• **Exercise aim**
Search the data for the word "Utilization" and copy every line that contains it.

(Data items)
┄┄┄┄┄┄

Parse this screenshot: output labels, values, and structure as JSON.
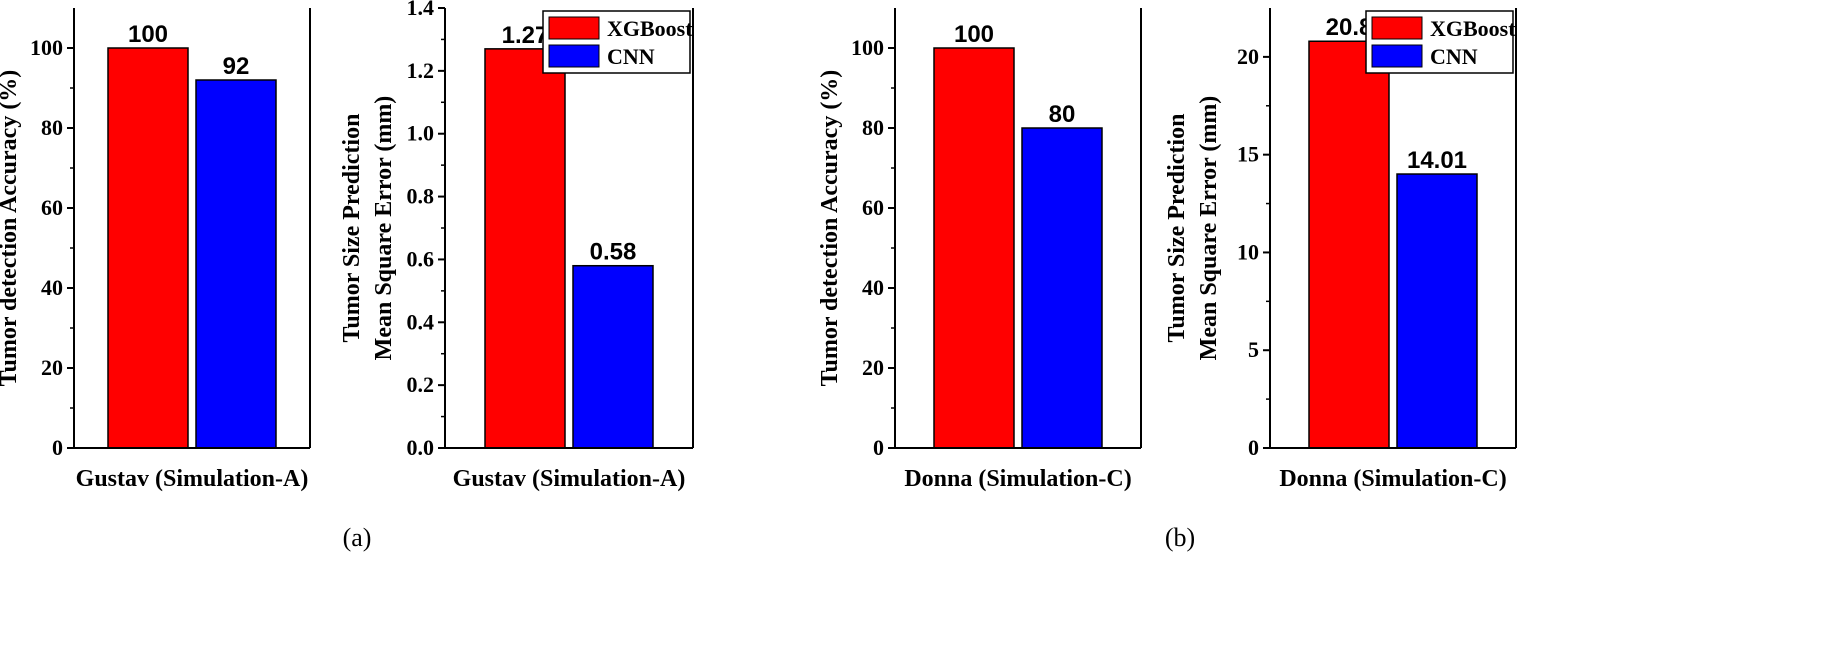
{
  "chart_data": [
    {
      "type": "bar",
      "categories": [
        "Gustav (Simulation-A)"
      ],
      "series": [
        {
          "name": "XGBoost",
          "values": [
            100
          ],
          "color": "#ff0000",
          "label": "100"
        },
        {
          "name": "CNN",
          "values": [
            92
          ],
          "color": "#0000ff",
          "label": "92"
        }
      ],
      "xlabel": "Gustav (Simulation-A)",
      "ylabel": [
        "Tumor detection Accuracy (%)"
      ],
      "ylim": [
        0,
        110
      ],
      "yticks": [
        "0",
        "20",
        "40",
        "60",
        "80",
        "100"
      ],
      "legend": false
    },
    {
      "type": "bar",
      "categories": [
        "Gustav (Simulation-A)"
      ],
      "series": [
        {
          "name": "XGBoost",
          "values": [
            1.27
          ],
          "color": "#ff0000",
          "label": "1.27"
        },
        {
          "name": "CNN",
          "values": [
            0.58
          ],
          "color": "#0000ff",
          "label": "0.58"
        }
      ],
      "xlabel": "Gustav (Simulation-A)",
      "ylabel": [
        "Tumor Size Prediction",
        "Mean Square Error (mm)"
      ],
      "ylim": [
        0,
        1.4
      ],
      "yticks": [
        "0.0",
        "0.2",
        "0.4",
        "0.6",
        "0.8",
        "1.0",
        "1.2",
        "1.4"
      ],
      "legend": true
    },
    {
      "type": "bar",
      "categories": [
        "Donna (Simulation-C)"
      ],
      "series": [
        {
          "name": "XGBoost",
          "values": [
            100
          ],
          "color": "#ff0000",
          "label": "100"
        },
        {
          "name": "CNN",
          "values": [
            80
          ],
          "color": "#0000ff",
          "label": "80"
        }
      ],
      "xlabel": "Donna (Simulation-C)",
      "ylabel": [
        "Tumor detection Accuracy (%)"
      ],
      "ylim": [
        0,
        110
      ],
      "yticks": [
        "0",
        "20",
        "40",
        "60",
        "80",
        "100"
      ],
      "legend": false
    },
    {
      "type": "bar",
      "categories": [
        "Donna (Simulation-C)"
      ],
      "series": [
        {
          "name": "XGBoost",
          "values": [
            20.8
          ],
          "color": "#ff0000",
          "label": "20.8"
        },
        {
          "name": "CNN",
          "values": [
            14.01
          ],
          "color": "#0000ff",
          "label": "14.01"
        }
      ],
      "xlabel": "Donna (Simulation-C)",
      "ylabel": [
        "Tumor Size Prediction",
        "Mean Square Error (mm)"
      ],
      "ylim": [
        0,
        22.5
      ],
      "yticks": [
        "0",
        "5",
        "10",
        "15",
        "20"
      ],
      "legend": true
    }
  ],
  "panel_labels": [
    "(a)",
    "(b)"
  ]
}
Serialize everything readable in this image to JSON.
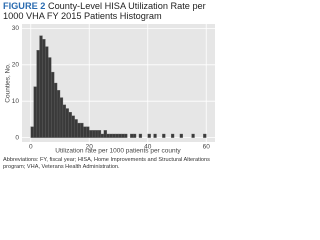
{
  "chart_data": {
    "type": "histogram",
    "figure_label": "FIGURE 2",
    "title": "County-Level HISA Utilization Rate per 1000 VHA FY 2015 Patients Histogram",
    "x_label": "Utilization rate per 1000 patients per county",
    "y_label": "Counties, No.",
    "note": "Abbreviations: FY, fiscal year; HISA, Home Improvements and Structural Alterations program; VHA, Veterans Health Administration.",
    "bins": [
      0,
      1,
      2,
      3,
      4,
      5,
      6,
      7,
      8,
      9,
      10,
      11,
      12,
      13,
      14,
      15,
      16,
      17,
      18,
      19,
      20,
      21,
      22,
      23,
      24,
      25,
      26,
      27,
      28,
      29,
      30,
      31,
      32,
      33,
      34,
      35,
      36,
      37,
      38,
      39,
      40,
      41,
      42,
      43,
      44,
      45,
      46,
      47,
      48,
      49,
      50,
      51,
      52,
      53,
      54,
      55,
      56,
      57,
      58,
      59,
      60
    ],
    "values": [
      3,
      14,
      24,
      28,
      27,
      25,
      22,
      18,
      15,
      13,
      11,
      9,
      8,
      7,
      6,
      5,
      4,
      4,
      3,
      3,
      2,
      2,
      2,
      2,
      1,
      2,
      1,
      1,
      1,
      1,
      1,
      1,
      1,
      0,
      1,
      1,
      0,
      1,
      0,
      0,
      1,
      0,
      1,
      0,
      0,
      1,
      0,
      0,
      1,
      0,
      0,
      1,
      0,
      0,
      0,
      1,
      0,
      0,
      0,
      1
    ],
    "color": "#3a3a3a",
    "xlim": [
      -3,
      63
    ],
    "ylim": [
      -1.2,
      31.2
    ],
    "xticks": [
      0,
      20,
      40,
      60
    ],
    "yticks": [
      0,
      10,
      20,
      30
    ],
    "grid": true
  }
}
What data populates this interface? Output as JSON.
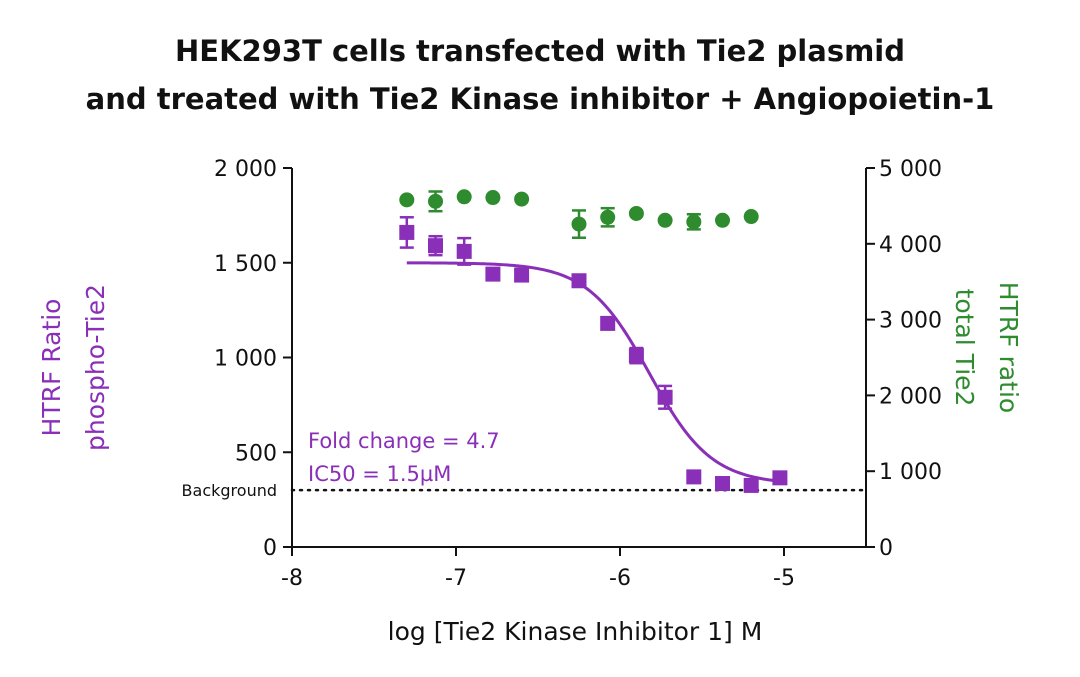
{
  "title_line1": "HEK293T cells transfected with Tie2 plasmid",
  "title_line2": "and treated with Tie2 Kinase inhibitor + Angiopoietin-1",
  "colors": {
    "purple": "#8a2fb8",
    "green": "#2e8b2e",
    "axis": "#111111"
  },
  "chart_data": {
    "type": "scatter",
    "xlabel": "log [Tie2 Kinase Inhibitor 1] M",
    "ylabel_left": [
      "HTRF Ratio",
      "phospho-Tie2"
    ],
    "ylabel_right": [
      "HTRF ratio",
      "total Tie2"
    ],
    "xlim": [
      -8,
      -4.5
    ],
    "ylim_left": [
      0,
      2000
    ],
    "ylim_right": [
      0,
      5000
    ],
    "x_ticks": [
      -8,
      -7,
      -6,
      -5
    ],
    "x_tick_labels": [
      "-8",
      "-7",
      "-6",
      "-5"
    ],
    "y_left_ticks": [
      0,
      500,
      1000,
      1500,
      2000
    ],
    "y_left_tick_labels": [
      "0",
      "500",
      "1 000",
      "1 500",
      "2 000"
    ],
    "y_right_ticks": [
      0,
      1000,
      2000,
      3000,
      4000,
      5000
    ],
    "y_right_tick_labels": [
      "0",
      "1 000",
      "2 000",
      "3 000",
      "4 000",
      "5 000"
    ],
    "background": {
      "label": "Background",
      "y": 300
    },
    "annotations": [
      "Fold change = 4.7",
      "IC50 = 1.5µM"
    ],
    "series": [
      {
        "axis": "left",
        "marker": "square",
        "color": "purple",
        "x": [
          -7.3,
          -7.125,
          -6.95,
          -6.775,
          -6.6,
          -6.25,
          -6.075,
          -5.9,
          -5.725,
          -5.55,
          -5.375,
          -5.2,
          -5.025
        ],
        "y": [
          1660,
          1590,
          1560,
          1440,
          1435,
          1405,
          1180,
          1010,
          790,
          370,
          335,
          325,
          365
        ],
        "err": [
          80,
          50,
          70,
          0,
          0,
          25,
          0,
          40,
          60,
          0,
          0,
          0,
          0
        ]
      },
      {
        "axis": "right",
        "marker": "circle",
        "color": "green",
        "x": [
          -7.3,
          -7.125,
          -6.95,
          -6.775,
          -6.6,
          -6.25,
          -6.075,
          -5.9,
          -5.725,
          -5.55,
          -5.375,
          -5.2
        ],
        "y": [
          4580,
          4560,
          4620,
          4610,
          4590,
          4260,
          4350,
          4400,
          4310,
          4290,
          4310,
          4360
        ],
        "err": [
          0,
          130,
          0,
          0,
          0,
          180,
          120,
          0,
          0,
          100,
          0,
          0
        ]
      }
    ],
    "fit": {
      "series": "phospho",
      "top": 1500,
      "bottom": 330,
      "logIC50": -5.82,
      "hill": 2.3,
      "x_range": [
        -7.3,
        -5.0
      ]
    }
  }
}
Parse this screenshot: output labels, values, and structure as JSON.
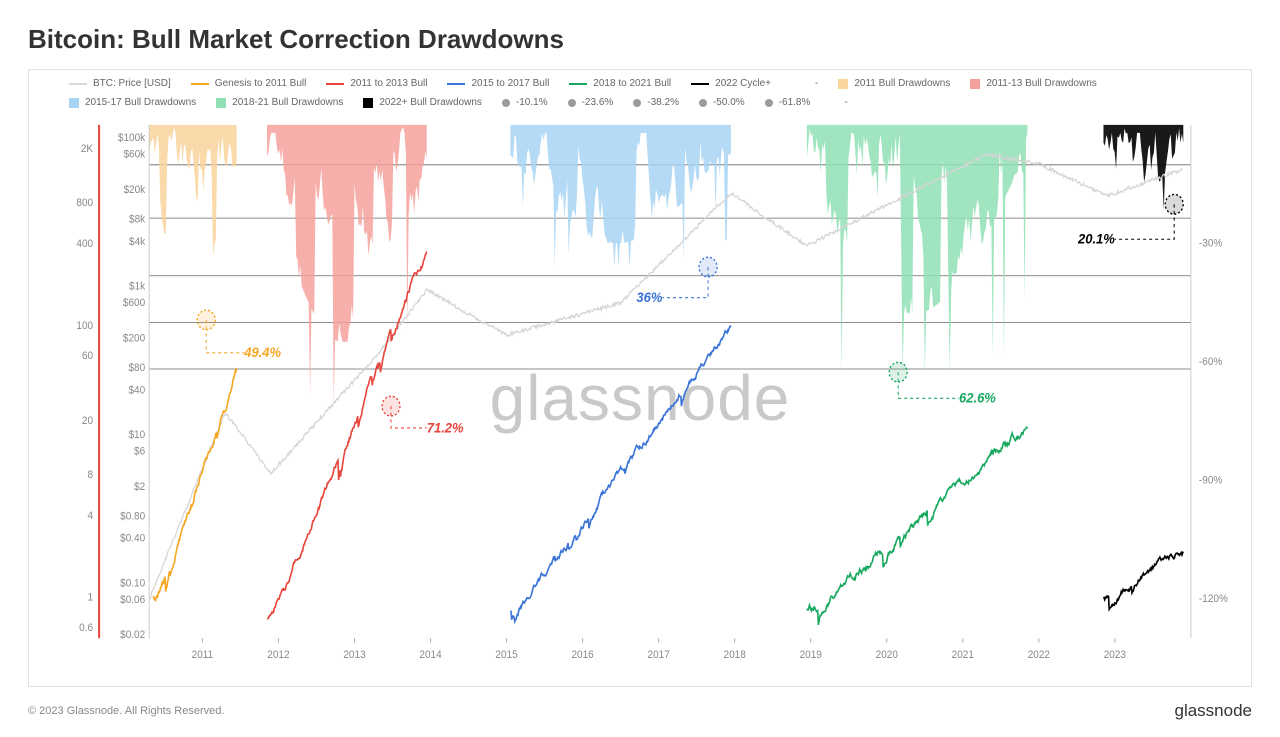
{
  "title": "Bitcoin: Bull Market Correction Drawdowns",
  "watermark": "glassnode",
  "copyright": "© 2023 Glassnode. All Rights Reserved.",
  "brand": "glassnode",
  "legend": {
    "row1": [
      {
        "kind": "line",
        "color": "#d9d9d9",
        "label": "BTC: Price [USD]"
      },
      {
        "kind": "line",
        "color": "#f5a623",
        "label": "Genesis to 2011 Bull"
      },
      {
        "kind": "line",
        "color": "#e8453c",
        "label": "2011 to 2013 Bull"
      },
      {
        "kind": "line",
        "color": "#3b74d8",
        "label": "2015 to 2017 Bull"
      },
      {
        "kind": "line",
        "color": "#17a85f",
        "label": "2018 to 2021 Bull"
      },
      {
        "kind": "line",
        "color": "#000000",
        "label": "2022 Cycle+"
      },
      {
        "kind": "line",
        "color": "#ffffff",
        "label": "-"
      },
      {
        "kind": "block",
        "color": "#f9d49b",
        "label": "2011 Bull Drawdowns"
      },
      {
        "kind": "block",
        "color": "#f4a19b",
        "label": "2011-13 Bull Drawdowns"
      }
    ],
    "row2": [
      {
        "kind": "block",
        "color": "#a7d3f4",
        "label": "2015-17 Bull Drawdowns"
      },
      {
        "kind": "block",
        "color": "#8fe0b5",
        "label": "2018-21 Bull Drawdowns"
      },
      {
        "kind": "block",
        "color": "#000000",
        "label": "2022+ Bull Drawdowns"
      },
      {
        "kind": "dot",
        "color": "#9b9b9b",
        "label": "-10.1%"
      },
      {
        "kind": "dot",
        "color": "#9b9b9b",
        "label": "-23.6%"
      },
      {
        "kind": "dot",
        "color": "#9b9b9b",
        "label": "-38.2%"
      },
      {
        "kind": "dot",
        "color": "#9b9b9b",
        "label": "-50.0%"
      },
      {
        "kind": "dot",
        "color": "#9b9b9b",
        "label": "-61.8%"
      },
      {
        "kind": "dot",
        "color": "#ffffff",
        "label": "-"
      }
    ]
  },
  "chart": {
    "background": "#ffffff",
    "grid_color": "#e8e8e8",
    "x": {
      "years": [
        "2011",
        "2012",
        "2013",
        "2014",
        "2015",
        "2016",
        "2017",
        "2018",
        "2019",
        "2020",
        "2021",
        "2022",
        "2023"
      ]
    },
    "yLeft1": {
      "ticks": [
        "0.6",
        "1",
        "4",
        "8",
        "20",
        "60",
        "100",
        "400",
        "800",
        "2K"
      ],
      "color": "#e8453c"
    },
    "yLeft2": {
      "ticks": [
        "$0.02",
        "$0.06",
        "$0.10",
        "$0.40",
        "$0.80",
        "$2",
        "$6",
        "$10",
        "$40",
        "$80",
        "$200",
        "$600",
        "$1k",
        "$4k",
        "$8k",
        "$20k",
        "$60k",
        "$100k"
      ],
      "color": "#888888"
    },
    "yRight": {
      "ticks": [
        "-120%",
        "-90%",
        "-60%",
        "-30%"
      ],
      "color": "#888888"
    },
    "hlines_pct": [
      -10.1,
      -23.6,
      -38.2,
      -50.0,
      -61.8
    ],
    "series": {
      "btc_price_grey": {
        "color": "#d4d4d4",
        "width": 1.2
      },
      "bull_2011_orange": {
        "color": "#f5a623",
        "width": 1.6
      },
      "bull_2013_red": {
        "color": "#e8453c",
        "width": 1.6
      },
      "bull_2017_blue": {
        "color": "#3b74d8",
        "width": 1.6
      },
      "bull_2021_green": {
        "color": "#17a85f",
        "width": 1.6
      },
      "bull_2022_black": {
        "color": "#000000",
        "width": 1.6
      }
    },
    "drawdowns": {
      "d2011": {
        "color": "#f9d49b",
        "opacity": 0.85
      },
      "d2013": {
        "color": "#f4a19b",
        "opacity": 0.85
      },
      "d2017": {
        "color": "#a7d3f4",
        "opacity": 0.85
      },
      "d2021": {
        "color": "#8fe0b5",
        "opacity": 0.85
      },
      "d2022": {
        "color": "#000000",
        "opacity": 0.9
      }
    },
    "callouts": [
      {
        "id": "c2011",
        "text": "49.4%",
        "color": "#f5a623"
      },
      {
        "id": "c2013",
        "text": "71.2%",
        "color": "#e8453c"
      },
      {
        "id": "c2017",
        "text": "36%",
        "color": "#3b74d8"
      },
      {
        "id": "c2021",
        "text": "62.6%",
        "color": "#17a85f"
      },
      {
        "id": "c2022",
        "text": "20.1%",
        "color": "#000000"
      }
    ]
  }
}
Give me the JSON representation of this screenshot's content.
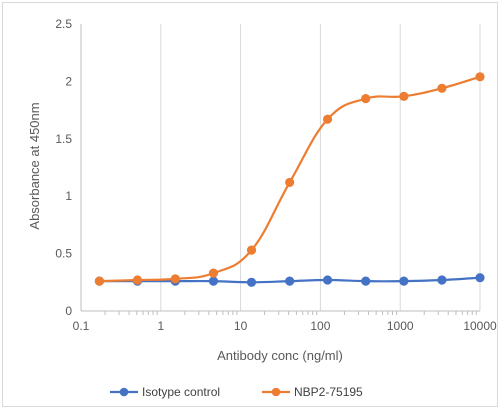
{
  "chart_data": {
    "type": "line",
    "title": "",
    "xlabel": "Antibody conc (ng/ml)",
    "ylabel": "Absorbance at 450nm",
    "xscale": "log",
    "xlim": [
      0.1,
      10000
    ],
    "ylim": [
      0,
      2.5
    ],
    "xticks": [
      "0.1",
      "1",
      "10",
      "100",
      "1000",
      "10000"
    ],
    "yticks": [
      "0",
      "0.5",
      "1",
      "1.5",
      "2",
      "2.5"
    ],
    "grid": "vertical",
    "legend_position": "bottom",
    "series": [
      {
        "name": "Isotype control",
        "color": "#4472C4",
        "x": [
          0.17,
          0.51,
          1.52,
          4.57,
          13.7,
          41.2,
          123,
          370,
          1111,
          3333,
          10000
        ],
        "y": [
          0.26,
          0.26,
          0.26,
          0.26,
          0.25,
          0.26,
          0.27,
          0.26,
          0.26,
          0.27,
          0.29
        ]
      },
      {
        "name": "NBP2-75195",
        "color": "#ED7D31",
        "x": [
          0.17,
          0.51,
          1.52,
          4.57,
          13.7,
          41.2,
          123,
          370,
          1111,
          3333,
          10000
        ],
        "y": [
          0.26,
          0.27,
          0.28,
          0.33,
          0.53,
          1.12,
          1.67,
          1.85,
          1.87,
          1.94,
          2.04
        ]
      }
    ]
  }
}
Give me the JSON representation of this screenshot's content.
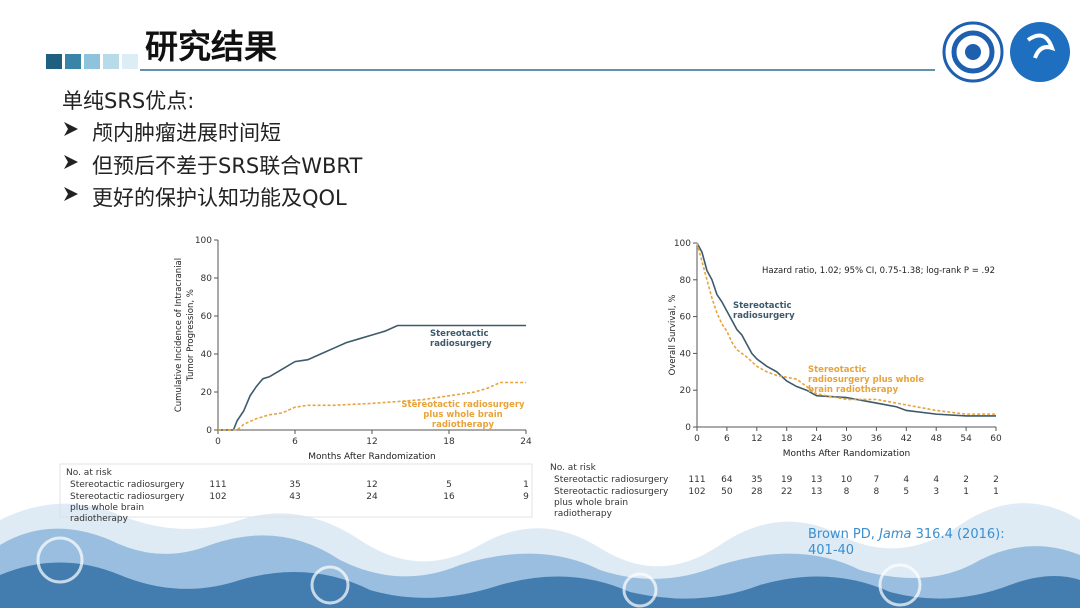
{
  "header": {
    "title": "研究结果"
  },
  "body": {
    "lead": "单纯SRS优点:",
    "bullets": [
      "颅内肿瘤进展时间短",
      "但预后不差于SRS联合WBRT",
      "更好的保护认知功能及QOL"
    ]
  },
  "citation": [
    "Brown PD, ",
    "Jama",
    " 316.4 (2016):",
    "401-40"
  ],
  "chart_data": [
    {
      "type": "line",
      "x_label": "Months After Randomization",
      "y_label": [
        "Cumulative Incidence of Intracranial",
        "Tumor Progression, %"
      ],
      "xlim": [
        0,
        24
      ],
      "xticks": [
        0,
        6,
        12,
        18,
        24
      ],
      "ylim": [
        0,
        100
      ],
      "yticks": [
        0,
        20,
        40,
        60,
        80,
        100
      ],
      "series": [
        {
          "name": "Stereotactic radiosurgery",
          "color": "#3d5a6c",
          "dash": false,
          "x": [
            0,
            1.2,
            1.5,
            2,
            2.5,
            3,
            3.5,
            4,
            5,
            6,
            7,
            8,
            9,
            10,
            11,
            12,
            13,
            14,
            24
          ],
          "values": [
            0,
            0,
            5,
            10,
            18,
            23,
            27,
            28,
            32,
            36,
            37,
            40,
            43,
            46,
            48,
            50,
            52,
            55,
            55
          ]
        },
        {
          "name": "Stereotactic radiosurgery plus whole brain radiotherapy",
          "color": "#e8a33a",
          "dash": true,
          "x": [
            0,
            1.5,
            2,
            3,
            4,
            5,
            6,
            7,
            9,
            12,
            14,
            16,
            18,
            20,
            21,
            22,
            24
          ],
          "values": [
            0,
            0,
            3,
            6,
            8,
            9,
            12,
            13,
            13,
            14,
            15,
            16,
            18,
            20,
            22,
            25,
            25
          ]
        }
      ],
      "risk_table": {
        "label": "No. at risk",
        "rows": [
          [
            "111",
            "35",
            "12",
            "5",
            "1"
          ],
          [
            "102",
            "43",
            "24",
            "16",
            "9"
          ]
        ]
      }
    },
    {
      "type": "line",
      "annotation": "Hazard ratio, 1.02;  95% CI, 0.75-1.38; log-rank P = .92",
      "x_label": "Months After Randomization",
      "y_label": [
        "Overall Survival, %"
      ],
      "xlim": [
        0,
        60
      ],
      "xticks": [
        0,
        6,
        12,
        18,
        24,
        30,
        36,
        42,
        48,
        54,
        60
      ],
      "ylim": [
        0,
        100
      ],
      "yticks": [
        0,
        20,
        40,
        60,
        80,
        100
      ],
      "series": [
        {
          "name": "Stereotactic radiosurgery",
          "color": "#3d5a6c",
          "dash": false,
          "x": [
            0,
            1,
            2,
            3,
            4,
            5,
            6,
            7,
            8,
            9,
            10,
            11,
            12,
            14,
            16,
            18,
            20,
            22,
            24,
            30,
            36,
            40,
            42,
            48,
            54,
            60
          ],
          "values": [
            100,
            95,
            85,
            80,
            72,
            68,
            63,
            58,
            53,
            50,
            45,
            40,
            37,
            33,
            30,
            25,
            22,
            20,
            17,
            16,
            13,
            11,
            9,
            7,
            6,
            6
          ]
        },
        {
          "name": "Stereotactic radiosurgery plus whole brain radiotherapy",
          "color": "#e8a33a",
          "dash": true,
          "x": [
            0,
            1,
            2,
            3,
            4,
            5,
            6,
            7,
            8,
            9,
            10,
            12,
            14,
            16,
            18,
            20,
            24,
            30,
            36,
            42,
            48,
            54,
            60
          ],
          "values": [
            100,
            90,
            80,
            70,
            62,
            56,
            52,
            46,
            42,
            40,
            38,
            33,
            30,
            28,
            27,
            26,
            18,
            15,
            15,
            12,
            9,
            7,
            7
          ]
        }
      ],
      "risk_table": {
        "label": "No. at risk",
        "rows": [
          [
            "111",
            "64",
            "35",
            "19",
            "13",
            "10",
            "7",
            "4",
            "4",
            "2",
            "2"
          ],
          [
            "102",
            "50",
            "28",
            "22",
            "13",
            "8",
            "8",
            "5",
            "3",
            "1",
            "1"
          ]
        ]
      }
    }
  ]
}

┄┄┄┄┄┄

• **Response to the task**
    "title": "County-Level HISA Utilization Rate per 1000 VHA FY 2015 Patients Histogram",
    "x_label": "Utilization rate per 1000 patients per county",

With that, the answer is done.